TO DO: Restate each of the lines below word for word and drop every picture.

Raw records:
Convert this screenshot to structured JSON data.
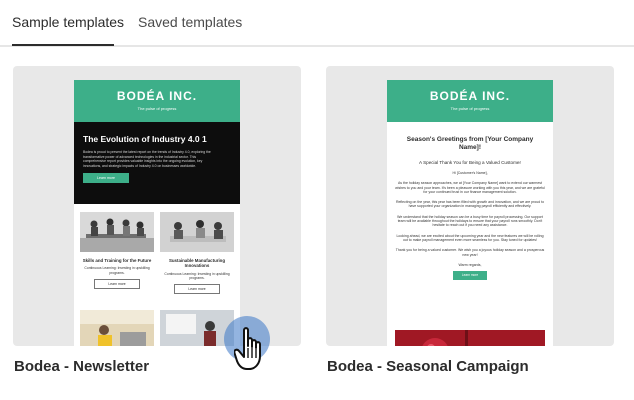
{
  "tabs": [
    {
      "label": "Sample templates",
      "active": true
    },
    {
      "label": "Saved templates",
      "active": false
    }
  ],
  "templates": [
    {
      "name": "Bodea - Newsletter",
      "preview": {
        "brand": "BODÉA INC.",
        "tagline": "The pulse of progress",
        "hero_title": "The Evolution of Industry 4.0 1",
        "hero_body": "Bodea is proud to present the latest report on the trends of Industry 4.0, exploring the transformative power of advanced technologies in the industrial sector. This comprehensive report provides valuable insights into the ongoing evolution, key innovations, and strategic impacts of Industry 4.0 on businesses worldwide.",
        "hero_button": "Learn more",
        "cells": [
          {
            "title": "Skills and Training for the Future",
            "body": "Continuous Learning: Investing in upskilling programs.",
            "button": "Learn more"
          },
          {
            "title": "Sustainable Manufacturing Innovations",
            "body": "Continuous Learning: Investing in upskilling programs.",
            "button": "Learn more"
          }
        ]
      }
    },
    {
      "name": "Bodea - Seasonal Campaign",
      "preview": {
        "brand": "BODÉA INC.",
        "tagline": "The pulse of progress",
        "title": "Season's Greetings from [Your Company Name]!",
        "subtitle": "A Special Thank You for Being a Valued Customer",
        "greeting": "Hi [Customer's Name],",
        "paragraphs": [
          "As the holiday season approaches, we at [Your Company Name] want to extend our warmest wishes to you and your team. It's been a pleasure working with you this year, and we are grateful for your continued trust in our finance management solution.",
          "Reflecting on the year, this year has been filled with growth and innovation, and we are proud to have supported your organization in managing payroll efficiently and effectively.",
          "We understand that the holiday season can be a busy time for payroll processing. Our support team will be available throughout the holidays to ensure that your payroll runs smoothly. Don't hesitate to reach out if you need any assistance.",
          "Looking ahead, we are excited about the upcoming year and the new features we will be rolling out to make payroll management even more seamless for you. Stay tuned for updates!",
          "Thank you for being a valued customer. We wish you a joyous holiday season and a prosperous new year!",
          "Warm regards,"
        ],
        "button": "Learn more"
      }
    }
  ],
  "colors": {
    "brand_green": "#3daf89",
    "hover": "#3a76c7"
  },
  "icons": {
    "cursor": "hand-pointer-icon"
  }
}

REPLY:
Convert this screenshot to structured JSON data.
{
  "tabs": [
    {
      "label": "Sample templates",
      "active": true
    },
    {
      "label": "Saved templates",
      "active": false
    }
  ],
  "templates": [
    {
      "name": "Bodea - Newsletter",
      "preview": {
        "brand": "BODÉA INC.",
        "tagline": "The pulse of progress",
        "hero_title": "The Evolution of Industry 4.0 1",
        "hero_body": "Bodea is proud to present the latest report on the trends of Industry 4.0, exploring the transformative power of advanced technologies in the industrial sector. This comprehensive report provides valuable insights into the ongoing evolution, key innovations, and strategic impacts of Industry 4.0 on businesses worldwide.",
        "hero_button": "Learn more",
        "cells": [
          {
            "title": "Skills and Training for the Future",
            "body": "Continuous Learning: Investing in upskilling programs.",
            "button": "Learn more"
          },
          {
            "title": "Sustainable Manufacturing Innovations",
            "body": "Continuous Learning: Investing in upskilling programs.",
            "button": "Learn more"
          }
        ]
      }
    },
    {
      "name": "Bodea - Seasonal Campaign",
      "preview": {
        "brand": "BODÉA INC.",
        "tagline": "The pulse of progress",
        "title": "Season's Greetings from [Your Company Name]!",
        "subtitle": "A Special Thank You for Being a Valued Customer",
        "greeting": "Hi [Customer's Name],",
        "paragraphs": [
          "As the holiday season approaches, we at [Your Company Name] want to extend our warmest wishes to you and your team. It's been a pleasure working with you this year, and we are grateful for your continued trust in our finance management solution.",
          "Reflecting on the year, this year has been filled with growth and innovation, and we are proud to have supported your organization in managing payroll efficiently and effectively.",
          "We understand that the holiday season can be a busy time for payroll processing. Our support team will be available throughout the holidays to ensure that your payroll runs smoothly. Don't hesitate to reach out if you need any assistance.",
          "Looking ahead, we are excited about the upcoming year and the new features we will be rolling out to make payroll management even more seamless for you. Stay tuned for updates!",
          "Thank you for being a valued customer. We wish you a joyous holiday season and a prosperous new year!",
          "Warm regards,"
        ],
        "button": "Learn more"
      }
    }
  ],
  "colors": {
    "brand_green": "#3daf89",
    "hover": "#3a76c7"
  },
  "icons": {
    "cursor": "hand-pointer-icon"
  }
}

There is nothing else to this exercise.